- EXERCISE REQUIREMENTS
Type every record exactly as it appears.

- DATASET CONTENT
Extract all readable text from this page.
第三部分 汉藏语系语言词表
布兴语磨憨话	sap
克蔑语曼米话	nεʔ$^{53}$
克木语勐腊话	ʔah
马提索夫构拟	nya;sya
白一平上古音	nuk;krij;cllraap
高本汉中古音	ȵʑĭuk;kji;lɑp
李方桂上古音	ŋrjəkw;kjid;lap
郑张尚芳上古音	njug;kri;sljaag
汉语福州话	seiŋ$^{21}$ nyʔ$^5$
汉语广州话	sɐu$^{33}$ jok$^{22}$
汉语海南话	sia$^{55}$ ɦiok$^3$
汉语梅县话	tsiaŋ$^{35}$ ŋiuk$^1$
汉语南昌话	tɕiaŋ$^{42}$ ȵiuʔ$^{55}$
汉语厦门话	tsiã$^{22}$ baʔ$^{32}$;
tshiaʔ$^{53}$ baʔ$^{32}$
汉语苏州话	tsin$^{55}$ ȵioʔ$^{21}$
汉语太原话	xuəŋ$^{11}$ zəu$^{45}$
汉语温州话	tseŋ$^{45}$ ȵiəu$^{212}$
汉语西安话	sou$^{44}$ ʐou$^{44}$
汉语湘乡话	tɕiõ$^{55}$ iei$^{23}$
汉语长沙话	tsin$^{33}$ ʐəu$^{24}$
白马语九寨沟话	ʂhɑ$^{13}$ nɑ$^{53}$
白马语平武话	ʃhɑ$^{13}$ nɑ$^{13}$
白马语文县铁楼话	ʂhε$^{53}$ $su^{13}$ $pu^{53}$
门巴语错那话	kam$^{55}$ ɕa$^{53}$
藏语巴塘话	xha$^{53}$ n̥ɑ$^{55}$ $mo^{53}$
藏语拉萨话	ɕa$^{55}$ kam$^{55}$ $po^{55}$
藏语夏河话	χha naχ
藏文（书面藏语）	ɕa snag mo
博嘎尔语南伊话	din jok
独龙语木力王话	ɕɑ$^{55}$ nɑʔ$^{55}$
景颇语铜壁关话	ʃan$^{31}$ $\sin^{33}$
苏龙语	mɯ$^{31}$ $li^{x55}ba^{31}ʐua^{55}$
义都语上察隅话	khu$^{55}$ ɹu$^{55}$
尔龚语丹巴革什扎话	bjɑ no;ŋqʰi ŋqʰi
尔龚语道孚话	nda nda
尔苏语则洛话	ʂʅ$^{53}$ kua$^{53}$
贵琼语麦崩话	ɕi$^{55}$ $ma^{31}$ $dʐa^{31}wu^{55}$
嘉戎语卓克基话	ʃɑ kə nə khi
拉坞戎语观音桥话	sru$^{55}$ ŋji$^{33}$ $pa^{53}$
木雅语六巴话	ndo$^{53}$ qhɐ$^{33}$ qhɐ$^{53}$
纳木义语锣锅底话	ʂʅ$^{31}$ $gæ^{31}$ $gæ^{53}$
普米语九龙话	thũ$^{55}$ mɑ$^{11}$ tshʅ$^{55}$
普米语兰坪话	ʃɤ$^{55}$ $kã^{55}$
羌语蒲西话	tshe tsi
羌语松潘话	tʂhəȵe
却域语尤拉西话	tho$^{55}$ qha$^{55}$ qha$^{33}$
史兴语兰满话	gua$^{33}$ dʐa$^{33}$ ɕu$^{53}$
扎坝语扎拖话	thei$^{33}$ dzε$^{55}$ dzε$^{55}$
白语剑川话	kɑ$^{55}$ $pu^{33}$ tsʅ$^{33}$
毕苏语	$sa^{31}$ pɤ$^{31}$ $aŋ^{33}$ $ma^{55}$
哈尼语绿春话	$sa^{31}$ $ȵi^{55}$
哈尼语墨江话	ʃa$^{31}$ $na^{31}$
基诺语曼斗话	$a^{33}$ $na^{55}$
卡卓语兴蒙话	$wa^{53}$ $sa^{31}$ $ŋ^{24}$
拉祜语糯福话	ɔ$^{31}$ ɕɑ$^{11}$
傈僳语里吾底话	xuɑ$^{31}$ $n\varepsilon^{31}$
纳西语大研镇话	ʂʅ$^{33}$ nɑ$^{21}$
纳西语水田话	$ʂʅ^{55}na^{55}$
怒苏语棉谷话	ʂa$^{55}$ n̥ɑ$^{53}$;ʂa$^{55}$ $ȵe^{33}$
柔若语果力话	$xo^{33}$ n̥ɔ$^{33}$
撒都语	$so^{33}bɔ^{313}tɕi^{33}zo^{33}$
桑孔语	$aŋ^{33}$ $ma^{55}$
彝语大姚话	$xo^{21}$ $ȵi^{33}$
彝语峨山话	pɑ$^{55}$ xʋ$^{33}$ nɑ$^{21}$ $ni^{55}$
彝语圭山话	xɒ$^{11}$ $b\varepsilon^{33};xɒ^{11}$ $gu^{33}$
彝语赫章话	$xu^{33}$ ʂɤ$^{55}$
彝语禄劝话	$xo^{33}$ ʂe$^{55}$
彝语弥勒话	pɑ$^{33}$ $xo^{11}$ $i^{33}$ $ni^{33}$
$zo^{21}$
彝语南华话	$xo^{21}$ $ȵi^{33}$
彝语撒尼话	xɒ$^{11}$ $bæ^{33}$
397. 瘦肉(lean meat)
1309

- EXERCISE RESPONSE
Extract all readable text from this page.
第三部分 汉藏语系语言词表
布兴语磨憨话	sap
克蔑语曼米话	nεʔ$^{53}$
克木语勐腊话	ʔah
马提索夫构拟	nya;sya
白一平上古音	nuk;krij;cllraap
高本汉中古音	ȵʑĭuk;kji;lɑp
李方桂上古音	ŋrjəkw;kjid;lap
郑张尚芳上古音	njug;kri;sljaag
汉语福州话	seiŋ$^{21}$ nyʔ$^5$
汉语广州话	sɐu$^{33}$ jok$^{22}$
汉语海南话	sia$^{55}$ ɦiok$^3$
汉语梅县话	tsiaŋ$^{35}$ ŋiuk$^1$
汉语南昌话	tɕiaŋ$^{42}$ ȵiuʔ$^{55}$
汉语厦门话	tsiã$^{22}$ baʔ$^{32}$;
tshiaʔ$^{53}$ baʔ$^{32}$
汉语苏州话	tsin$^{55}$ ȵioʔ$^{21}$
汉语太原话	xuəŋ$^{11}$ zəu$^{45}$
汉语温州话	tseŋ$^{45}$ ȵiəu$^{212}$
汉语西安话	sou$^{44}$ ʐou$^{44}$
汉语湘乡话	tɕiõ$^{55}$ iei$^{23}$
汉语长沙话	tsin$^{33}$ ʐəu$^{24}$
白马语九寨沟话	ʂhɑ$^{13}$ nɑ$^{53}$
白马语平武话	ʃhɑ$^{13}$ nɑ$^{13}$
白马语文县铁楼话	ʂhε$^{53}$ $su^{13}$ $pu^{53}$
门巴语错那话	kam$^{55}$ ɕa$^{53}$
藏语巴塘话	xha$^{53}$ n̥ɑ$^{55}$ $mo^{53}$
藏语拉萨话	ɕa$^{55}$ kam$^{55}$ $po^{55}$
藏语夏河话	χha naχ
藏文（书面藏语）	ɕa snag mo
博嘎尔语南伊话	din jok
独龙语木力王话	ɕɑ$^{55}$ nɑʔ$^{55}$
景颇语铜壁关话	ʃan$^{31}$ $\sin^{33}$
苏龙语	mɯ$^{31}$ $li^{x55}ba^{31}ʐua^{55}$
义都语上察隅话	khu$^{55}$ ɹu$^{55}$
尔龚语丹巴革什扎话	bjɑ no;ŋqʰi ŋqʰi
尔龚语道孚话	nda nda
尔苏语则洛话	ʂʅ$^{53}$ kua$^{53}$
贵琼语麦崩话	ɕi$^{55}$ $ma^{31}$ $dʐa^{31}wu^{55}$
嘉戎语卓克基话	ʃɑ kə nə khi
拉坞戎语观音桥话	sru$^{55}$ ŋji$^{33}$ $pa^{53}$
木雅语六巴话	ndo$^{53}$ qhɐ$^{33}$ qhɐ$^{53}$
纳木义语锣锅底话	ʂʅ$^{31}$ $gæ^{31}$ $gæ^{53}$
普米语九龙话	thũ$^{55}$ mɑ$^{11}$ tshʅ$^{55}$
普米语兰坪话	ʃɤ$^{55}$ $kã^{55}$
羌语蒲西话	tshe tsi
羌语松潘话	tʂhəȵe
却域语尤拉西话	tho$^{55}$ qha$^{55}$ qha$^{33}$
史兴语兰满话	gua$^{33}$ dʐa$^{33}$ ɕu$^{53}$
扎坝语扎拖话	thei$^{33}$ dzε$^{55}$ dzε$^{55}$
白语剑川话	kɑ$^{55}$ $pu^{33}$ tsʅ$^{33}$
毕苏语	$sa^{31}$ pɤ$^{31}$ $aŋ^{33}$ $ma^{55}$
哈尼语绿春话	$sa^{31}$ $ȵi^{55}$
哈尼语墨江话	ʃa$^{31}$ $na^{31}$
基诺语曼斗话	$a^{33}$ $na^{55}$
卡卓语兴蒙话	$wa^{53}$ $sa^{31}$ $ŋ^{24}$
拉祜语糯福话	ɔ$^{31}$ ɕɑ$^{11}$
傈僳语里吾底话	xuɑ$^{31}$ $n\varepsilon^{31}$
纳西语大研镇话	ʂʅ$^{33}$ nɑ$^{21}$
纳西语水田话	$ʂʅ^{55}na^{55}$
怒苏语棉谷话	ʂa$^{55}$ n̥ɑ$^{53}$;ʂa$^{55}$ $ȵe^{33}$
柔若语果力话	$xo^{33}$ n̥ɔ$^{33}$
撒都语	$so^{33}bɔ^{313}tɕi^{33}zo^{33}$
桑孔语	$aŋ^{33}$ $ma^{55}$
彝语大姚话	$xo^{21}$ $ȵi^{33}$
彝语峨山话	pɑ$^{55}$ xʋ$^{33}$ nɑ$^{21}$ $ni^{55}$
彝语圭山话	xɒ$^{11}$ $b\varepsilon^{33};xɒ^{11}$ $gu^{33}$
彝语赫章话	$xu^{33}$ ʂɤ$^{55}$
彝语禄劝话	$xo^{33}$ ʂe$^{55}$
彝语弥勒话	pɑ$^{33}$ $xo^{11}$ $i^{33}$ $ni^{33}$
$zo^{21}$
彝语南华话	$xo^{21}$ $ȵi^{33}$
彝语撒尼话	xɒ$^{11}$ $bæ^{33}$
397. 瘦肉(lean meat)
1309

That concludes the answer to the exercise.